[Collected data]
◆ ◆ ◆ ◆ ◆
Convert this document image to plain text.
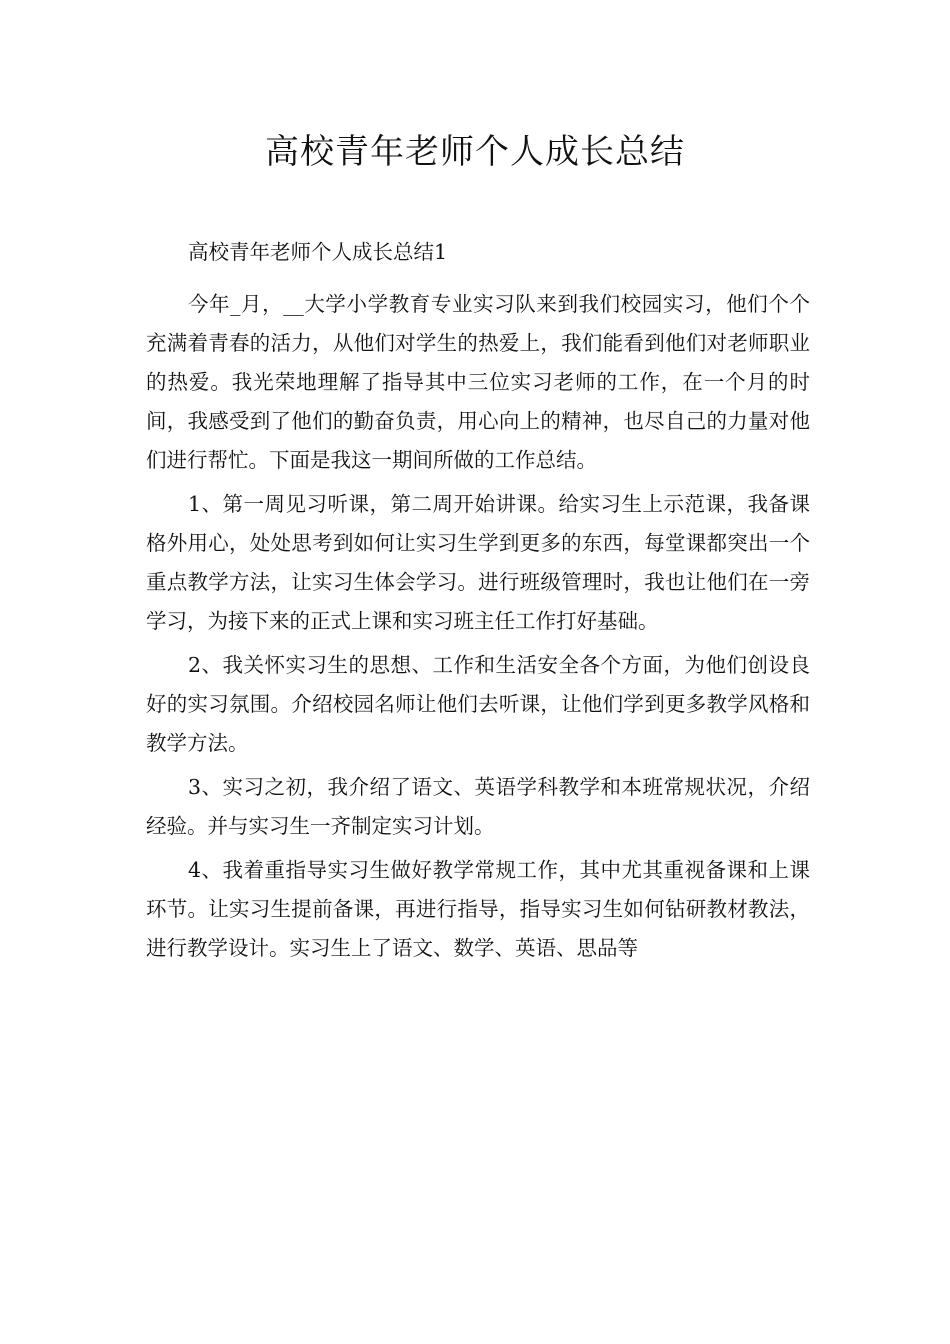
高校青年老师个人成长总结

高校青年老师个人成长总结1

今年_月，__大学小学教育专业实习队来到我们校园实习，他们个个充满着青春的活力，从他们对学生的热爱上，我们能看到他们对老师职业的热爱。我光荣地理解了指导其中三位实习老师的工作，在一个月的时间，我感受到了他们的勤奋负责，用心向上的精神，也尽自己的力量对他们进行帮忙。下面是我这一期间所做的工作总结。

1、第一周见习听课，第二周开始讲课。给实习生上示范课，我备课格外用心，处处思考到如何让实习生学到更多的东西，每堂课都突出一个重点教学方法，让实习生体会学习。进行班级管理时，我也让他们在一旁学习，为接下来的正式上课和实习班主任工作打好基础。

2、我关怀实习生的思想、工作和生活安全各个方面，为他们创设良好的实习氛围。介绍校园名师让他们去听课，让他们学到更多教学风格和教学方法。

3、实习之初，我介绍了语文、英语学科教学和本班常规状况，介绍经验。并与实习生一齐制定实习计划。

4、我着重指导实习生做好教学常规工作，其中尤其重视备课和上课环节。让实习生提前备课，再进行指导，指导实习生如何钻研教材教法，进行教学设计。实习生上了语文、数学、英语、思品等
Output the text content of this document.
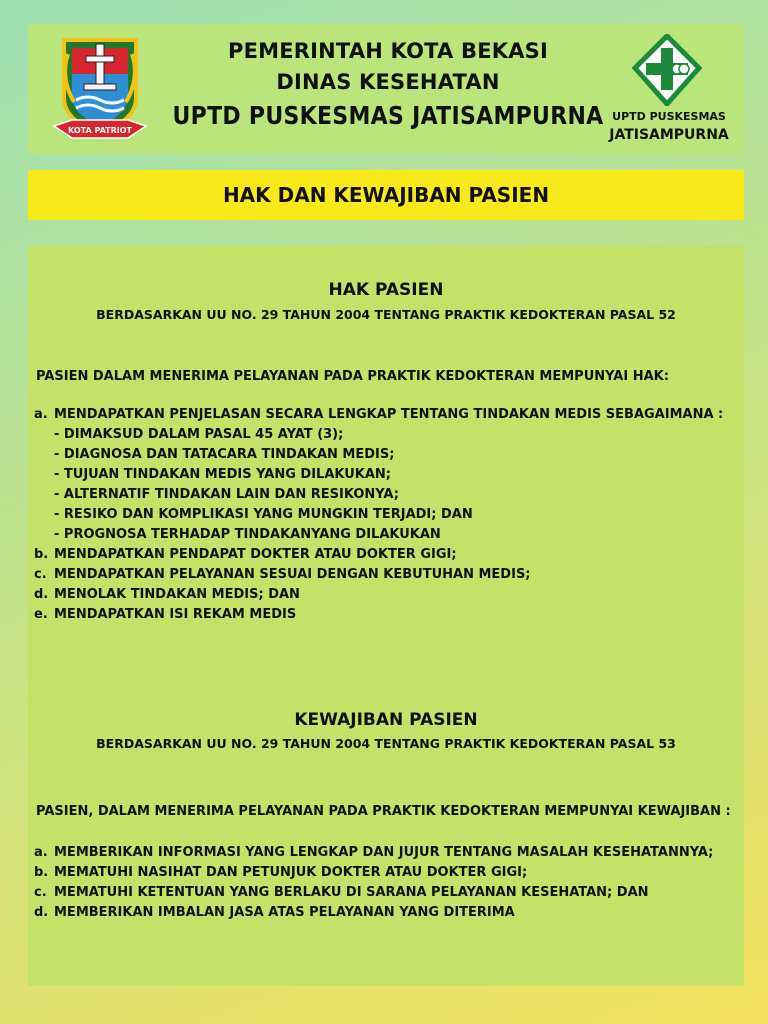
KOTA PATRIOT
PEMERINTAH KOTA BEKASI
DINAS KESEHATAN
UPTD PUSKESMAS JATISAMPURNA UPTD PUSKESMAS
JATISAMPURNA
HAK DAN KEWAJIBAN PASIEN
HAK PASIEN
BERDASARKAN UU NO. 29 TAHUN 2004 TENTANG PRAKTIK KEDOKTERAN PASAL 52
PASIEN DALAM MENERIMA PELAYANAN PADA PRAKTIK KEDOKTERAN MEMPUNYAI HAK:
a. MENDAPATKAN PENJELASAN SECARA LENGKAP TENTANG TINDAKAN MEDIS SEBAGAIMANA :
- DIMAKSUD DALAM PASAL 45 AYAT (3);
- DIAGNOSA DAN TATACARA TINDAKAN MEDIS;
- TUJUAN TINDAKAN MEDIS YANG DILAKUKAN;
- ALTERNATIF TINDAKAN LAIN DAN RESIKONYA;
- RESIKO DAN KOMPLIKASI YANG MUNGKIN TERJADI; DAN
- PROGNOSA TERHADAP TINDAKANYANG DILAKUKAN
b. MENDAPATKAN PENDAPAT DOKTER ATAU DOKTER GIGI;
c. MENDAPATKAN PELAYANAN SESUAI DENGAN KEBUTUHAN MEDIS;
d. MENOLAK TINDAKAN MEDIS; DAN
e. MENDAPATKAN ISI REKAM MEDIS
KEWAJIBAN PASIEN
BERDASARKAN UU NO. 29 TAHUN 2004 TENTANG PRAKTIK KEDOKTERAN PASAL 53
PASIEN, DALAM MENERIMA PELAYANAN PADA PRAKTIK KEDOKTERAN MEMPUNYAI KEWAJIBAN :
a. MEMBERIKAN INFORMASI YANG LENGKAP DAN JUJUR TENTANG MASALAH KESEHATANNYA;
b. MEMATUHI NASIHAT DAN PETUNJUK DOKTER ATAU DOKTER GIGI;
c. MEMATUHI KETENTUAN YANG BERLAKU DI SARANA PELAYANAN KESEHATAN; DAN
d. MEMBERIKAN IMBALAN JASA ATAS PELAYANAN YANG DITERIMA
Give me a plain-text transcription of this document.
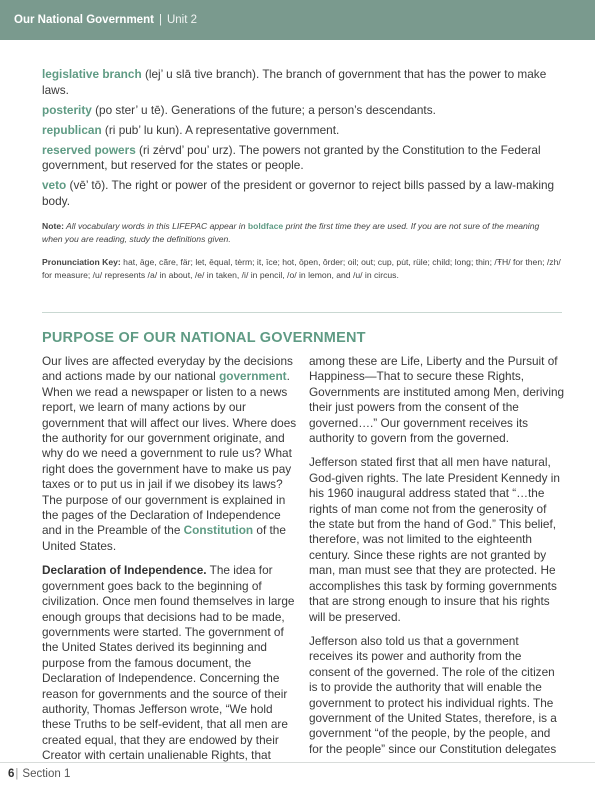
Our National Government | Unit 2

legislative branch (lej’ u slā tive branch). The branch of government that has the power to make laws.

posterity (po ster’ u tē). Generations of the future; a person’s descendants.

republican (ri pub’ lu kun). A representative government.

reserved powers (ri zėrvd’ pou’ urz). The powers not granted by the Constitution to the Federal government, but reserved for the states or people.

veto (vē’ tō). The right or power of the president or governor to reject bills passed by a law-making body.

Note: All vocabulary words in this LIFEPAC appear in boldface print the first time they are used. If you are not sure of the meaning when you are reading, study the definitions given.

Pronunciation Key: hat, āge, cãre, fär; let, ēqual, tėrm; it, īce; hot, ōpen, ôrder; oil; out; cup, pu̇t, rüle; child; long; thin; /ŦH/ for then; /zh/ for measure; /u/ represents /a/ in about, /e/ in taken, /i/ in pencil, /o/ in lemon, and /u/ in circus.

PURPOSE OF OUR NATIONAL GOVERNMENT

Our lives are affected everyday by the decisions and actions made by our national government. When we read a newspaper or listen to a news report, we learn of many actions by our government that will affect our lives. Where does the authority for our government originate, and why do we need a government to rule us? What right does the government have to make us pay taxes or to put us in jail if we disobey its laws? The purpose of our government is explained in the pages of the Declaration of Independence and in the Preamble of the Constitution of the United States.

Declaration of Independence. The idea for government goes back to the beginning of civilization. Once men found themselves in large enough groups that decisions had to be made, governments were started. The government of the United States derived its beginning and purpose from the famous document, the Declaration of Independence. Concerning the reason for governments and the source of their authority, Thomas Jefferson wrote, “We hold these Truths to be self-evident, that all men are created equal, that they are endowed by their Creator with certain unalienable Rights, that

among these are Life, Liberty and the Pursuit of Happiness—That to secure these Rights, Governments are instituted among Men, deriving their just powers from the consent of the governed….” Our government receives its authority to govern from the governed.

Jefferson stated first that all men have natural, God-given rights. The late President Kennedy in his 1960 inaugural address stated that “…the rights of man come not from the generosity of the state but from the hand of God.” This belief, therefore, was not limited to the eighteenth century. Since these rights are not granted by man, man must see that they are protected. He accomplishes this task by forming governments that are strong enough to insure that his rights will be preserved.

Jefferson also told us that a government receives its power and authority from the consent of the governed. The role of the citizen is to provide the authority that will enable the government to protect his individual rights. The government of the United States, therefore, is a government “of the people, by the people, and for the people” since our Constitution delegates

6 | Section 1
◆ ◆ ◆ ◆ ◆
[Task brief] Transcribe all the data word for word; the images stay out.

[Solution for this problem]
Convert this document image to plain text.
高校青年老师个人成长总结

高校青年老师个人成长总结1

今年_月，__大学小学教育专业实习队来到我们校园实习，他们个个充满着青春的活力，从他们对学生的热爱上，我们能看到他们对老师职业的热爱。我光荣地理解了指导其中三位实习老师的工作，在一个月的时间，我感受到了他们的勤奋负责，用心向上的精神，也尽自己的力量对他们进行帮忙。下面是我这一期间所做的工作总结。

1、第一周见习听课，第二周开始讲课。给实习生上示范课，我备课格外用心，处处思考到如何让实习生学到更多的东西，每堂课都突出一个重点教学方法，让实习生体会学习。进行班级管理时，我也让他们在一旁学习，为接下来的正式上课和实习班主任工作打好基础。

2、我关怀实习生的思想、工作和生活安全各个方面，为他们创设良好的实习氛围。介绍校园名师让他们去听课，让他们学到更多教学风格和教学方法。

3、实习之初，我介绍了语文、英语学科教学和本班常规状况，介绍经验。并与实习生一齐制定实习计划。

4、我着重指导实习生做好教学常规工作，其中尤其重视备课和上课环节。让实习生提前备课，再进行指导，指导实习生如何钻研教材教法，进行教学设计。实习生上了语文、数学、英语、思品等
Output the text content of this document.
KOTA PATRIOT
PEMERINTAH KOTA BEKASI
DINAS KESEHATAN
UPTD PUSKESMAS JATISAMPURNA UPTD PUSKESMAS
JATISAMPURNA
HAK DAN KEWAJIBAN PASIEN
HAK PASIEN
BERDASARKAN UU NO. 29 TAHUN 2004 TENTANG PRAKTIK KEDOKTERAN PASAL 52
PASIEN DALAM MENERIMA PELAYANAN PADA PRAKTIK KEDOKTERAN MEMPUNYAI HAK:
a. MENDAPATKAN PENJELASAN SECARA LENGKAP TENTANG TINDAKAN MEDIS SEBAGAIMANA :
- DIMAKSUD DALAM PASAL 45 AYAT (3);
- DIAGNOSA DAN TATACARA TINDAKAN MEDIS;
- TUJUAN TINDAKAN MEDIS YANG DILAKUKAN;
- ALTERNATIF TINDAKAN LAIN DAN RESIKONYA;
- RESIKO DAN KOMPLIKASI YANG MUNGKIN TERJADI; DAN
- PROGNOSA TERHADAP TINDAKANYANG DILAKUKAN
b. MENDAPATKAN PENDAPAT DOKTER ATAU DOKTER GIGI;
c. MENDAPATKAN PELAYANAN SESUAI DENGAN KEBUTUHAN MEDIS;
d. MENOLAK TINDAKAN MEDIS; DAN
e. MENDAPATKAN ISI REKAM MEDIS
KEWAJIBAN PASIEN
BERDASARKAN UU NO. 29 TAHUN 2004 TENTANG PRAKTIK KEDOKTERAN PASAL 53
PASIEN, DALAM MENERIMA PELAYANAN PADA PRAKTIK KEDOKTERAN MEMPUNYAI KEWAJIBAN :
a. MEMBERIKAN INFORMASI YANG LENGKAP DAN JUJUR TENTANG MASALAH KESEHATANNYA;
b. MEMATUHI NASIHAT DAN PETUNJUK DOKTER ATAU DOKTER GIGI;
c. MEMATUHI KETENTUAN YANG BERLAKU DI SARANA PELAYANAN KESEHATAN; DAN
d. MEMBERIKAN IMBALAN JASA ATAS PELAYANAN YANG DITERIMA
Give me a plain-text transcription of this document.
Our National Government | Unit 2

legislative branch (lej’ u slā tive branch). The branch of government that has the power to make laws.

posterity (po ster’ u tē). Generations of the future; a person’s descendants.

republican (ri pub’ lu kun). A representative government.

reserved powers (ri zėrvd’ pou’ urz). The powers not granted by the Constitution to the Federal government, but reserved for the states or people.

veto (vē’ tō). The right or power of the president or governor to reject bills passed by a law-making body.

Note: All vocabulary words in this LIFEPAC appear in boldface print the first time they are used. If you are not sure of the meaning when you are reading, study the definitions given.

Pronunciation Key: hat, āge, cãre, fär; let, ēqual, tėrm; it, īce; hot, ōpen, ôrder; oil; out; cup, pu̇t, rüle; child; long; thin; /ŦH/ for then; /zh/ for measure; /u/ represents /a/ in about, /e/ in taken, /i/ in pencil, /o/ in lemon, and /u/ in circus.

PURPOSE OF OUR NATIONAL GOVERNMENT

Our lives are affected everyday by the decisions and actions made by our national government. When we read a newspaper or listen to a news report, we learn of many actions by our government that will affect our lives. Where does the authority for our government originate, and why do we need a government to rule us? What right does the government have to make us pay taxes or to put us in jail if we disobey its laws? The purpose of our government is explained in the pages of the Declaration of Independence and in the Preamble of the Constitution of the United States.

Declaration of Independence. The idea for government goes back to the beginning of civilization. Once men found themselves in large enough groups that decisions had to be made, governments were started. The government of the United States derived its beginning and purpose from the famous document, the Declaration of Independence. Concerning the reason for governments and the source of their authority, Thomas Jefferson wrote, “We hold these Truths to be self-evident, that all men are created equal, that they are endowed by their Creator with certain unalienable Rights, that

among these are Life, Liberty and the Pursuit of Happiness—That to secure these Rights, Governments are instituted among Men, deriving their just powers from the consent of the governed….” Our government receives its authority to govern from the governed.

Jefferson stated first that all men have natural, God-given rights. The late President Kennedy in his 1960 inaugural address stated that “…the rights of man come not from the generosity of the state but from the hand of God.” This belief, therefore, was not limited to the eighteenth century. Since these rights are not granted by man, man must see that they are protected. He accomplishes this task by forming governments that are strong enough to insure that his rights will be preserved.

Jefferson also told us that a government receives its power and authority from the consent of the governed. The role of the citizen is to provide the authority that will enable the government to protect his individual rights. The government of the United States, therefore, is a government “of the people, by the people, and for the people” since our Constitution delegates

6 | Section 1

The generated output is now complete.